▸ GIVEN DATA:

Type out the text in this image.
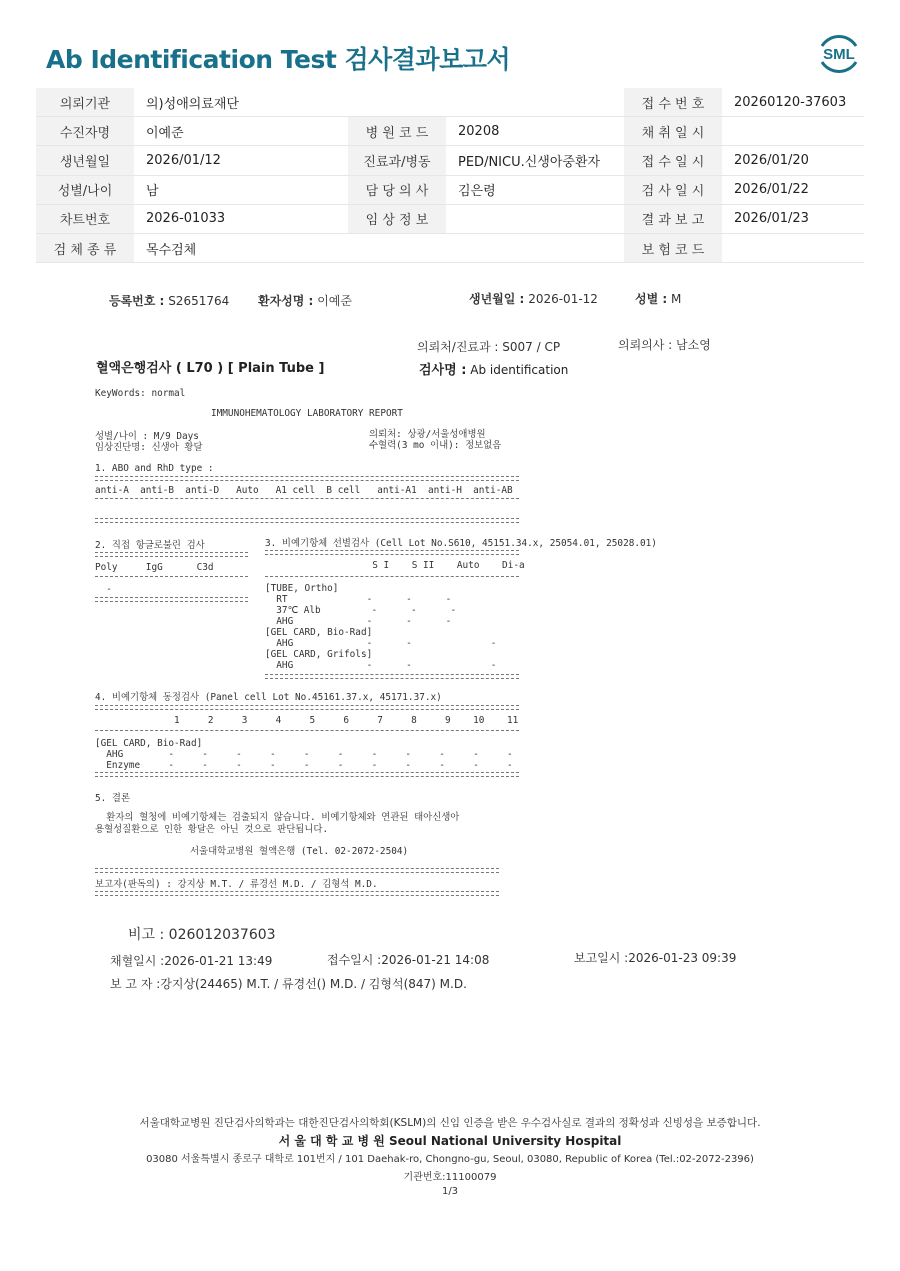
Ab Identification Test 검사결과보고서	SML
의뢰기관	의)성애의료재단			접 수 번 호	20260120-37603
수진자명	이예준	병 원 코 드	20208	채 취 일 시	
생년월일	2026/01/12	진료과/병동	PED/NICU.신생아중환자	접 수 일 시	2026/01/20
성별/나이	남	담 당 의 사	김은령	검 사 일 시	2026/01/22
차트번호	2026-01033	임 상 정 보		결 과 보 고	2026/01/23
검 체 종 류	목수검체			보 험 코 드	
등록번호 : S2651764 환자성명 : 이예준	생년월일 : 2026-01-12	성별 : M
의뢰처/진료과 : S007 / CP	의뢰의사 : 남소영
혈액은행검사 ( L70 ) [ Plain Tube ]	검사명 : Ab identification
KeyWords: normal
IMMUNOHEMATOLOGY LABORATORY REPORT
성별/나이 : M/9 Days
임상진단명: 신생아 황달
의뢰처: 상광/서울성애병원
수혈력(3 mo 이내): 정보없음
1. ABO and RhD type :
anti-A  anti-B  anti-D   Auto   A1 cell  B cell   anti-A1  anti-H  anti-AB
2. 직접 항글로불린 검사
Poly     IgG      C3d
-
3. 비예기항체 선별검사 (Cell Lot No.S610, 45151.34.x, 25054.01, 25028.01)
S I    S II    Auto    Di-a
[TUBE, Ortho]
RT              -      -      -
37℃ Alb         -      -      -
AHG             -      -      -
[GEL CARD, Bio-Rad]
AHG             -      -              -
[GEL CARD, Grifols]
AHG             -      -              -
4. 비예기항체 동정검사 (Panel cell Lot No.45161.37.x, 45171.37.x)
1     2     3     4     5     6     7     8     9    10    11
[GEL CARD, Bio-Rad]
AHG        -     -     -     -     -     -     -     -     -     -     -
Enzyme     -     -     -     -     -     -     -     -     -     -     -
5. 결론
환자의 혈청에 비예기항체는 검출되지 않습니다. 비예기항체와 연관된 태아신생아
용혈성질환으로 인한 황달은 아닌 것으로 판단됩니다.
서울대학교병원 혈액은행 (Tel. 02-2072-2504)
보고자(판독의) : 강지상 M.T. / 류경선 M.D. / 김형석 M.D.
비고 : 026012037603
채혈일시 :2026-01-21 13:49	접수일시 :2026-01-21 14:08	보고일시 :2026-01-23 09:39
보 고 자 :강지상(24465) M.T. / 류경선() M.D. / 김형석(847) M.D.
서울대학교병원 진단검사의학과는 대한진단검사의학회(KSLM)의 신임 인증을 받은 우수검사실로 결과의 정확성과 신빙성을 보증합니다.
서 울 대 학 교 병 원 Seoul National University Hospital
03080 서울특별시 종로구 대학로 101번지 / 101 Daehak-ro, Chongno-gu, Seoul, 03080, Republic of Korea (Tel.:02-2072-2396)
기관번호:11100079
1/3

---

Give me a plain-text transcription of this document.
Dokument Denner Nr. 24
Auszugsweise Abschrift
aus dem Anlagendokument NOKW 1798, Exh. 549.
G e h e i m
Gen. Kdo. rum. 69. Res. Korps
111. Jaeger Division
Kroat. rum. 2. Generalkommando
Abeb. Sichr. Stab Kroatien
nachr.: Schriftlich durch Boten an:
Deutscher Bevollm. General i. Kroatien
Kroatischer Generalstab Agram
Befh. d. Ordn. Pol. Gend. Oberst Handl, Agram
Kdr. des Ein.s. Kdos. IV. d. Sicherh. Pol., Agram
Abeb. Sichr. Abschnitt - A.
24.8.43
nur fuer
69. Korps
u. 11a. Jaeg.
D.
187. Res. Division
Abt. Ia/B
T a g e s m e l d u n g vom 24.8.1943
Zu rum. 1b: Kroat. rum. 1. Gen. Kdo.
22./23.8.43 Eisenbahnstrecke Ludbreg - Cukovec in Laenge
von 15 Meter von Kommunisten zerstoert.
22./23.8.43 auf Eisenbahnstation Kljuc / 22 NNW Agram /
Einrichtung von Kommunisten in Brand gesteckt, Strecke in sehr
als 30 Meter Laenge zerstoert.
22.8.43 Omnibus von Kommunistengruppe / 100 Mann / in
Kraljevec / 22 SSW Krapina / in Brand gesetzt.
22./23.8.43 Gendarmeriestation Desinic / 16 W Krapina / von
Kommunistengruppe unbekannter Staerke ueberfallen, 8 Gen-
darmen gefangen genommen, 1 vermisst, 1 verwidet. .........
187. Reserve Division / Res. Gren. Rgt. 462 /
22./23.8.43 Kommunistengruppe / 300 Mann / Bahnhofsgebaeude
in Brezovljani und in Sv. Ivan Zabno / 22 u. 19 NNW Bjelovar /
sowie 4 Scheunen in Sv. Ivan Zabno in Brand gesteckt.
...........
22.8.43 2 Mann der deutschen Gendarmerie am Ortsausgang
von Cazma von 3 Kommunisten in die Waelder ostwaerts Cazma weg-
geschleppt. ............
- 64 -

▸ WHAT THIS TASK INVOLVES: In the records, find every line that has the string "zerstoert" and copy it.

▸ EXERCISE RESULT:
von 15 Meter von Kommunisten zerstoert.
als 30 Meter Laenge zerstoert.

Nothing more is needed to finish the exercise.